■ **Set problem 1**
Please reproduce the stretch of the mac and cheese waffle recipe below from "Step by step" through "the bacon grease." word for word.
■ **Set problem 2**
In the mac and cheese waffle recipe below, which two cheeses appear in the ingredient list before any alternatives are offered?
■ **Set problem 3**
Using the mac and cheese waffle recipe below, explain why crumbled bacon is stirred into the stovetop mac and cheese.

■ **Given passage**

— start —

Bacon Mac and Cheese Waffles turn leftover macaroni and cheese into crispy, golden brown mac and cheese that you can hold in your hand! With bacon, scallions and garlic, this homemade mac and cheese recipe is over-the-top flavorful!
Topped to your hearts content mac and cheese bites make a great lunch or snack or serve with breakfast meats, fresh fruit, and eggs as a the star of a fun brunch spread; perfect for parties and early morning kickoffs.
Fun brunch idea
This post has been sponsored by Smithfield®. All thoughts and opinions are my own.
In big cities like NYC and Las Vegas you can find mac and cheese waffles at restaurants all over near you served as a mac and cheese waffle sandwich or mac and cheese waffle burgers, or even Nashville hot chicken topped mac and cheese waffles.
Oh my yum.
And these easy Bacon Mac and Cheese Waffles are, I’d argue, equally delicious.
And easily made at home using a waffle iron and leftover homemade mac and cheese. BACON mac and cheese that is.
Simply make a super-cheesy, super-bacony creamy stovetop mac and cheese with rendered bacon grease in the cheese sauce and crumbled thick cut Smithfield bacon stirred in for extra bacon flavor.
Enjoy it then spread the leftovers in a thin layer on a baking sheet.
When cool cut with a small biscuit cutter, pop into a hot waffle iron and press into flat, crispy bacon mac and cheese waffles. Then top and serve with crumbled bacon, sour cream, scallions, hot sauce and whatever else you’d like!
Ingredients
- Bacon – or make it a super meat-lovers and add a combo of chicken, lobster, crab, sausage and/or ham with the bacon.
- Elbow macaroni
- Cheddar cheese and mozzarella cheese – or mix in cream cheese to make three cheese mac and cheese . Or choose any other cheese like goat cheese, Parmesan, Gouda or smoked cheddar.
- Butter
- All purpose flour
- Whole milk – or other milk.
- Garlic –
- Scallions – or green onions, sliced, white and greens separated
- Dijon mustard – adds a little flavor
- Nutmeg – optional, adds a nice contrast to the creamy sauce
- Optional – add vegetables like spinach, mushrooms, jalapenos, broccoli, etc.
Step by step instructions
- Chop and brown bacon. Chilled bacon cuts the most easily and cleanly.
- Once browned, turn off heat and remove bacon to drain on paper towel lined plate. Reserve the bacon grease.
- Return pan to heat to make creamy bacon cheddar sauce. Warm a mixture of bacon grease and butter with garlic, and scallion whites until frothy and aromatic.
- Sprinkle over flour and stir to slightly cook the flour. Whisk in milk until smooth and bubbly then remove from heat and stir in cheese seasoning to taste with salt, pepper and nutmeg.

— end —

■ **Listing**
— start —

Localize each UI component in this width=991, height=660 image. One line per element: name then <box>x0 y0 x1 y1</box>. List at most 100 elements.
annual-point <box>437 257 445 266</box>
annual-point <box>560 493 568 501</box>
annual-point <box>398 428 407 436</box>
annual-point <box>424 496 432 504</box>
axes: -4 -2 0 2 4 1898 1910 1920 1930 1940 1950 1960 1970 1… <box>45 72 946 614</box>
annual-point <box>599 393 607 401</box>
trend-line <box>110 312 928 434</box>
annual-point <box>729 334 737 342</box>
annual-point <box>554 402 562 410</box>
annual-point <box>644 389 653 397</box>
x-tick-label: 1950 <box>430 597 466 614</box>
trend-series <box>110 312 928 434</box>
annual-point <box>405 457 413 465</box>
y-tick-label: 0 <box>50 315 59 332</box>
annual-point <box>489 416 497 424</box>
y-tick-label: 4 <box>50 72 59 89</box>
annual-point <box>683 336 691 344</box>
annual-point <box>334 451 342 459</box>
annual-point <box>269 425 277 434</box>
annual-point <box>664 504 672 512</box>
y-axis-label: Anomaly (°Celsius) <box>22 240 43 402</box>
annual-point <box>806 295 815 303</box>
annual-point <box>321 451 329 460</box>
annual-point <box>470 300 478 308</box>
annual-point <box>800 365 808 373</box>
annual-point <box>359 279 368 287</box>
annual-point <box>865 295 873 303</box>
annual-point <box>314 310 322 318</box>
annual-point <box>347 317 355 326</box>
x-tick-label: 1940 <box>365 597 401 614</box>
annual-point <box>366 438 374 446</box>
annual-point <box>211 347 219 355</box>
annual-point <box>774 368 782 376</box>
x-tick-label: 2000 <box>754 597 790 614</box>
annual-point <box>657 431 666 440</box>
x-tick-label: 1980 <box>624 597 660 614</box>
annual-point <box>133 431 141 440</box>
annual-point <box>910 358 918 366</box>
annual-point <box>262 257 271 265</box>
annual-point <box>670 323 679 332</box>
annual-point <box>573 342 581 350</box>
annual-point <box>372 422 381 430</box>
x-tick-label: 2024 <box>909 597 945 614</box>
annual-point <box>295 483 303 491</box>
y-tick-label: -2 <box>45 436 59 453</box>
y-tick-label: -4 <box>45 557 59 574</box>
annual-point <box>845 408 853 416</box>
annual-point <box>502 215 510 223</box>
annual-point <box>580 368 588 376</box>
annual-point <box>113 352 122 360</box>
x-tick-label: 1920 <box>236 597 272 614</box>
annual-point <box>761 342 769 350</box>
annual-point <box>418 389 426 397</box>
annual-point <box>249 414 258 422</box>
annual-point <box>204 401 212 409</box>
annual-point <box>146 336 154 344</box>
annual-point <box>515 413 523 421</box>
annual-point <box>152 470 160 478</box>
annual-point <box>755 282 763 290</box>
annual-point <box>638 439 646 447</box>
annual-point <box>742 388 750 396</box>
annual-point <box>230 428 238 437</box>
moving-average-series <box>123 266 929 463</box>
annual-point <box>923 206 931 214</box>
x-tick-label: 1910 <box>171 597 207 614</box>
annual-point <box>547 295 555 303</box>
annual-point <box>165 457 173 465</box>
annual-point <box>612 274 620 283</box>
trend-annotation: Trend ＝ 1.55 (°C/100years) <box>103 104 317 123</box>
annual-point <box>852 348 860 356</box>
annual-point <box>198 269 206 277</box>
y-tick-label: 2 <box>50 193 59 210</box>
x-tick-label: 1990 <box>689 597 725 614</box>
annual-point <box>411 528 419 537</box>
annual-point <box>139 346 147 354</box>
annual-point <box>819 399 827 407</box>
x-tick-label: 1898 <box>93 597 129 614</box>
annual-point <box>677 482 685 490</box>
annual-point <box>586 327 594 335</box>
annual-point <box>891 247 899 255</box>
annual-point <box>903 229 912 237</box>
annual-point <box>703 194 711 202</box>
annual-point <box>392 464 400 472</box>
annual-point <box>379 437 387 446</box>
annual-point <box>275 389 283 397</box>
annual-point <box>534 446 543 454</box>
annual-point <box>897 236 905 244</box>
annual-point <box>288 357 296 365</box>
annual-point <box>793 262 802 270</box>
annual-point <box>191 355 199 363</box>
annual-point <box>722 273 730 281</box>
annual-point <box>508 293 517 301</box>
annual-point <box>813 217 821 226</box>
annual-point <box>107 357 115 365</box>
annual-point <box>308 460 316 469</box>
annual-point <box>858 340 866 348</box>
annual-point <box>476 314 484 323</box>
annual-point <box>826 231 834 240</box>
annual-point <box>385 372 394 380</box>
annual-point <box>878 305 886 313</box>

— end —

■ **Output 1**
Step by step instructions
- Chop and brown bacon. Chilled bacon cuts the most easily and cleanly.
- Once browned, turn off heat and remove bacon to drain on paper towel lined plate. Reserve the bacon grease.

■ **Output 2**
Cheddar cheese and mozzarella cheese.

■ **Output 3**
The crumbled thick cut bacon is stirred in for extra bacon flavor. The cheese sauce already contains rendered bacon grease.